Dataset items
--

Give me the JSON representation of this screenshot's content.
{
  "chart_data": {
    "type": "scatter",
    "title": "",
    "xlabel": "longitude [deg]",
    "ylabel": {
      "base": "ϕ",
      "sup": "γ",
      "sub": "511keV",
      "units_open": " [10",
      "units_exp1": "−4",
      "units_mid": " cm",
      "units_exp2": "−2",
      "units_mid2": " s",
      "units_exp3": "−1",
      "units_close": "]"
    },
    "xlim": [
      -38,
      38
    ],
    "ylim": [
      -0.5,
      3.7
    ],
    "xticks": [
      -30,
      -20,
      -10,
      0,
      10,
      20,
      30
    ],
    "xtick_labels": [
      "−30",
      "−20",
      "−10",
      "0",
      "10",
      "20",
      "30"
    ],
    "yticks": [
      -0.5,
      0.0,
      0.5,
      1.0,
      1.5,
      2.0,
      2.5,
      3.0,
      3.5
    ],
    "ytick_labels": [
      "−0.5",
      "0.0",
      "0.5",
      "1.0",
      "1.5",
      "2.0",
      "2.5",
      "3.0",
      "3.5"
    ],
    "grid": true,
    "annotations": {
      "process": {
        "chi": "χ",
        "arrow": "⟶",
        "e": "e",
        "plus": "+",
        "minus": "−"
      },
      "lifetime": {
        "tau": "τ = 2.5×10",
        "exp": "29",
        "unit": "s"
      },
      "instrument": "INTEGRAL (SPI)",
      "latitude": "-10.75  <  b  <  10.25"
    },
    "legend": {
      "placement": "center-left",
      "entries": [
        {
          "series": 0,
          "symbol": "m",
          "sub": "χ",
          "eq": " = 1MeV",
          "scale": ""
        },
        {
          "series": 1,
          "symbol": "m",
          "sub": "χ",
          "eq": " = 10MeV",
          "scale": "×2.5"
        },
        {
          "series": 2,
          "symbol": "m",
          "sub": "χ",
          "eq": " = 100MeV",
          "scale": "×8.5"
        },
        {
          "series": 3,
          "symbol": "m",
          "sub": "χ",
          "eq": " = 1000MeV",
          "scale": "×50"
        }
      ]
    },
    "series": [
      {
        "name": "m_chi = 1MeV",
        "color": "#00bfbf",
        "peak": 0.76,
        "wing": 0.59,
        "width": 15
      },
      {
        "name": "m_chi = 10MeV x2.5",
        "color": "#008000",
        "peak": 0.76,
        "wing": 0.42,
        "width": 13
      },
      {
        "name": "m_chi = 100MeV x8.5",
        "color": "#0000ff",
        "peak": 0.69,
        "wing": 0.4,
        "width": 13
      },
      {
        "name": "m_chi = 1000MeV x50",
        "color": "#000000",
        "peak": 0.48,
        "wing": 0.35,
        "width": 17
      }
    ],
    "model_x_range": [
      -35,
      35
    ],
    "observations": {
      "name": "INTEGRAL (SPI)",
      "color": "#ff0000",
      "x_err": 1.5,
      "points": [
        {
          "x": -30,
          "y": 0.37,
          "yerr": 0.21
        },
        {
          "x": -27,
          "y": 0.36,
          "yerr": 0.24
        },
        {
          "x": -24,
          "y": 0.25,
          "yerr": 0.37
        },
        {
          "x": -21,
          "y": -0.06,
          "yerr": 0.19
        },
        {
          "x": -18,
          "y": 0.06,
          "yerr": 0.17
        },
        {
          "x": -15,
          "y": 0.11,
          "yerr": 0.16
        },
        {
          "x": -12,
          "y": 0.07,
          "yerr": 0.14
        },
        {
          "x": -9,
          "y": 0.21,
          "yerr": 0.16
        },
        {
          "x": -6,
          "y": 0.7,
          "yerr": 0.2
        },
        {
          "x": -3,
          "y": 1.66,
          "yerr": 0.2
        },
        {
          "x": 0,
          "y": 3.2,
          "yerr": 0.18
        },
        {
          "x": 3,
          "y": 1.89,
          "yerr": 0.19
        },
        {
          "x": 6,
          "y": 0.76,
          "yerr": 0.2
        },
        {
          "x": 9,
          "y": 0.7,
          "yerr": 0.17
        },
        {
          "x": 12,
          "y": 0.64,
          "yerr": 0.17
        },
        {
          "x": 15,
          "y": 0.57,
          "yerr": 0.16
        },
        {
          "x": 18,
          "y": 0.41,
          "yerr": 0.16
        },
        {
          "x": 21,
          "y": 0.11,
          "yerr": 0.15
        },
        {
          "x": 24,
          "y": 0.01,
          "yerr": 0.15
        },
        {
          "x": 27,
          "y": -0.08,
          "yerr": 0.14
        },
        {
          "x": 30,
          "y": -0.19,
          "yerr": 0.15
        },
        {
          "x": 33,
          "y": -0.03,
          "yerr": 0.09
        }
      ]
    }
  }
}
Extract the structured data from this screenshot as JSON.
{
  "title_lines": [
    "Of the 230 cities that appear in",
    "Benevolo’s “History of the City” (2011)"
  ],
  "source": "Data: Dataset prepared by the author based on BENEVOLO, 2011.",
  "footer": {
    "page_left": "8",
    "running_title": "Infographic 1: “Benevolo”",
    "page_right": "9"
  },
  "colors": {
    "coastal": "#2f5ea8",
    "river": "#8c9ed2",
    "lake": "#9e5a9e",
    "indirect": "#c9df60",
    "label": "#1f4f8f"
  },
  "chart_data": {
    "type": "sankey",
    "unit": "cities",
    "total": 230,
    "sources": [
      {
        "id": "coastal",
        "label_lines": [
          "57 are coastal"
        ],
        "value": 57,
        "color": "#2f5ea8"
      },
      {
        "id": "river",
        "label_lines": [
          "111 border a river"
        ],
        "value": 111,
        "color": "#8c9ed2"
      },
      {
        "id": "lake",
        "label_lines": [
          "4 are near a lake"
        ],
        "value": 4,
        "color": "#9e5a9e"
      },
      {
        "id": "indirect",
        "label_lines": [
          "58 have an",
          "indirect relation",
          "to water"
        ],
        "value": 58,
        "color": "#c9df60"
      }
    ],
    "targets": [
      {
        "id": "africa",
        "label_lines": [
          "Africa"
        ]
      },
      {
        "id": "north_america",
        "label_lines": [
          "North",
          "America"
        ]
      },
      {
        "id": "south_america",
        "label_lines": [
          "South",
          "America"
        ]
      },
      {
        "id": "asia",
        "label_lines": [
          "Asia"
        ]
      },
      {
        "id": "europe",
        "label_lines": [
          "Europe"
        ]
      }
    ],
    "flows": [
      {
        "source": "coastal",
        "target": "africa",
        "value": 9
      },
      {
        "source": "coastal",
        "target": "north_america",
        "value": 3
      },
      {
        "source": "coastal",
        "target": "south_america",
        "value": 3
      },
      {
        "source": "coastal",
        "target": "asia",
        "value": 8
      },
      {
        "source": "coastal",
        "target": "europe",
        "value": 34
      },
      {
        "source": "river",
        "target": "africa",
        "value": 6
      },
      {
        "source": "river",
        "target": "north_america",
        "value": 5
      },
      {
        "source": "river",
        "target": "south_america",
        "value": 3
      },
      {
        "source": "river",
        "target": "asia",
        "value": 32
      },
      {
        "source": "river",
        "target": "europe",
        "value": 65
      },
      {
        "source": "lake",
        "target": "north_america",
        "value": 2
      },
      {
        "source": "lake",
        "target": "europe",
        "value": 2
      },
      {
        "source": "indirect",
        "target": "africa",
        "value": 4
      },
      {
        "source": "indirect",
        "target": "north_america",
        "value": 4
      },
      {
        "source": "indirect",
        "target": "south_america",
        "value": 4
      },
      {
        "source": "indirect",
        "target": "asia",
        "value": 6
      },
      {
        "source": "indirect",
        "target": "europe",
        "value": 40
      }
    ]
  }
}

--

→ Required work: Transcribe all lines as written.

→ Written response:
Give me the JSON representation of this screenshot's content.
{
  "chart_data": {
    "type": "scatter",
    "title": "",
    "xlabel": "longitude [deg]",
    "ylabel": {
      "base": "ϕ",
      "sup": "γ",
      "sub": "511keV",
      "units_open": " [10",
      "units_exp1": "−4",
      "units_mid": " cm",
      "units_exp2": "−2",
      "units_mid2": " s",
      "units_exp3": "−1",
      "units_close": "]"
    },
    "xlim": [
      -38,
      38
    ],
    "ylim": [
      -0.5,
      3.7
    ],
    "xticks": [
      -30,
      -20,
      -10,
      0,
      10,
      20,
      30
    ],
    "xtick_labels": [
      "−30",
      "−20",
      "−10",
      "0",
      "10",
      "20",
      "30"
    ],
    "yticks": [
      -0.5,
      0.0,
      0.5,
      1.0,
      1.5,
      2.0,
      2.5,
      3.0,
      3.5
    ],
    "ytick_labels": [
      "−0.5",
      "0.0",
      "0.5",
      "1.0",
      "1.5",
      "2.0",
      "2.5",
      "3.0",
      "3.5"
    ],
    "grid": true,
    "annotations": {
      "process": {
        "chi": "χ",
        "arrow": "⟶",
        "e": "e",
        "plus": "+",
        "minus": "−"
      },
      "lifetime": {
        "tau": "τ = 2.5×10",
        "exp": "29",
        "unit": "s"
      },
      "instrument": "INTEGRAL (SPI)",
      "latitude": "-10.75  <  b  <  10.25"
    },
    "legend": {
      "placement": "center-left",
      "entries": [
        {
          "series": 0,
          "symbol": "m",
          "sub": "χ",
          "eq": " = 1MeV",
          "scale": ""
        },
        {
          "series": 1,
          "symbol": "m",
          "sub": "χ",
          "eq": " = 10MeV",
          "scale": "×2.5"
        },
        {
          "series": 2,
          "symbol": "m",
          "sub": "χ",
          "eq": " = 100MeV",
          "scale": "×8.5"
        },
        {
          "series": 3,
          "symbol": "m",
          "sub": "χ",
          "eq": " = 1000MeV",
          "scale": "×50"
        }
      ]
    },
    "series": [
      {
        "name": "m_chi = 1MeV",
        "color": "#00bfbf",
        "peak": 0.76,
        "wing": 0.59,
        "width": 15
      },
      {
        "name": "m_chi = 10MeV x2.5",
        "color": "#008000",
        "peak": 0.76,
        "wing": 0.42,
        "width": 13
      },
      {
        "name": "m_chi = 100MeV x8.5",
        "color": "#0000ff",
        "peak": 0.69,
        "wing": 0.4,
        "width": 13
      },
      {
        "name": "m_chi = 1000MeV x50",
        "color": "#000000",
        "peak": 0.48,
        "wing": 0.35,
        "width": 17
      }
    ],
    "model_x_range": [
      -35,
      35
    ],
    "observations": {
      "name": "INTEGRAL (SPI)",
      "color": "#ff0000",
      "x_err": 1.5,
      "points": [
        {
          "x": -30,
          "y": 0.37,
          "yerr": 0.21
        },
        {
          "x": -27,
          "y": 0.36,
          "yerr": 0.24
        },
        {
          "x": -24,
          "y": 0.25,
          "yerr": 0.37
        },
        {
          "x": -21,
          "y": -0.06,
          "yerr": 0.19
        },
        {
          "x": -18,
          "y": 0.06,
          "yerr": 0.17
        },
        {
          "x": -15,
          "y": 0.11,
          "yerr": 0.16
        },
        {
          "x": -12,
          "y": 0.07,
          "yerr": 0.14
        },
        {
          "x": -9,
          "y": 0.21,
          "yerr": 0.16
        },
        {
          "x": -6,
          "y": 0.7,
          "yerr": 0.2
        },
        {
          "x": -3,
          "y": 1.66,
          "yerr": 0.2
        },
        {
          "x": 0,
          "y": 3.2,
          "yerr": 0.18
        },
        {
          "x": 3,
          "y": 1.89,
          "yerr": 0.19
        },
        {
          "x": 6,
          "y": 0.76,
          "yerr": 0.2
        },
        {
          "x": 9,
          "y": 0.7,
          "yerr": 0.17
        },
        {
          "x": 12,
          "y": 0.64,
          "yerr": 0.17
        },
        {
          "x": 15,
          "y": 0.57,
          "yerr": 0.16
        },
        {
          "x": 18,
          "y": 0.41,
          "yerr": 0.16
        },
        {
          "x": 21,
          "y": 0.11,
          "yerr": 0.15
        },
        {
          "x": 24,
          "y": 0.01,
          "yerr": 0.15
        },
        {
          "x": 27,
          "y": -0.08,
          "yerr": 0.14
        },
        {
          "x": 30,
          "y": -0.19,
          "yerr": 0.15
        },
        {
          "x": 33,
          "y": -0.03,
          "yerr": 0.09
        }
      ]
    }
  }
}
Extract the structured data from this screenshot as JSON.
{
  "title_lines": [
    "Of the 230 cities that appear in",
    "Benevolo’s “History of the City” (2011)"
  ],
  "source": "Data: Dataset prepared by the author based on BENEVOLO, 2011.",
  "footer": {
    "page_left": "8",
    "running_title": "Infographic 1: “Benevolo”",
    "page_right": "9"
  },
  "colors": {
    "coastal": "#2f5ea8",
    "river": "#8c9ed2",
    "lake": "#9e5a9e",
    "indirect": "#c9df60",
    "label": "#1f4f8f"
  },
  "chart_data": {
    "type": "sankey",
    "unit": "cities",
    "total": 230,
    "sources": [
      {
        "id": "coastal",
        "label_lines": [
          "57 are coastal"
        ],
        "value": 57,
        "color": "#2f5ea8"
      },
      {
        "id": "river",
        "label_lines": [
          "111 border a river"
        ],
        "value": 111,
        "color": "#8c9ed2"
      },
      {
        "id": "lake",
        "label_lines": [
          "4 are near a lake"
        ],
        "value": 4,
        "color": "#9e5a9e"
      },
      {
        "id": "indirect",
        "label_lines": [
          "58 have an",
          "indirect relation",
          "to water"
        ],
        "value": 58,
        "color": "#c9df60"
      }
    ],
    "targets": [
      {
        "id": "africa",
        "label_lines": [
          "Africa"
        ]
      },
      {
        "id": "north_america",
        "label_lines": [
          "North",
          "America"
        ]
      },
      {
        "id": "south_america",
        "label_lines": [
          "South",
          "America"
        ]
      },
      {
        "id": "asia",
        "label_lines": [
          "Asia"
        ]
      },
      {
        "id": "europe",
        "label_lines": [
          "Europe"
        ]
      }
    ],
    "flows": [
      {
        "source": "coastal",
        "target": "africa",
        "value": 9
      },
      {
        "source": "coastal",
        "target": "north_america",
        "value": 3
      },
      {
        "source": "coastal",
        "target": "south_america",
        "value": 3
      },
      {
        "source": "coastal",
        "target": "asia",
        "value": 8
      },
      {
        "source": "coastal",
        "target": "europe",
        "value": 34
      },
      {
        "source": "river",
        "target": "africa",
        "value": 6
      },
      {
        "source": "river",
        "target": "north_america",
        "value": 5
      },
      {
        "source": "river",
        "target": "south_america",
        "value": 3
      },
      {
        "source": "river",
        "target": "asia",
        "value": 32
      },
      {
        "source": "river",
        "target": "europe",
        "value": 65
      },
      {
        "source": "lake",
        "target": "north_america",
        "value": 2
      },
      {
        "source": "lake",
        "target": "europe",
        "value": 2
      },
      {
        "source": "indirect",
        "target": "africa",
        "value": 4
      },
      {
        "source": "indirect",
        "target": "north_america",
        "value": 4
      },
      {
        "source": "indirect",
        "target": "south_america",
        "value": 4
      },
      {
        "source": "indirect",
        "target": "asia",
        "value": 6
      },
      {
        "source": "indirect",
        "target": "europe",
        "value": 40
      }
    ]
  }
}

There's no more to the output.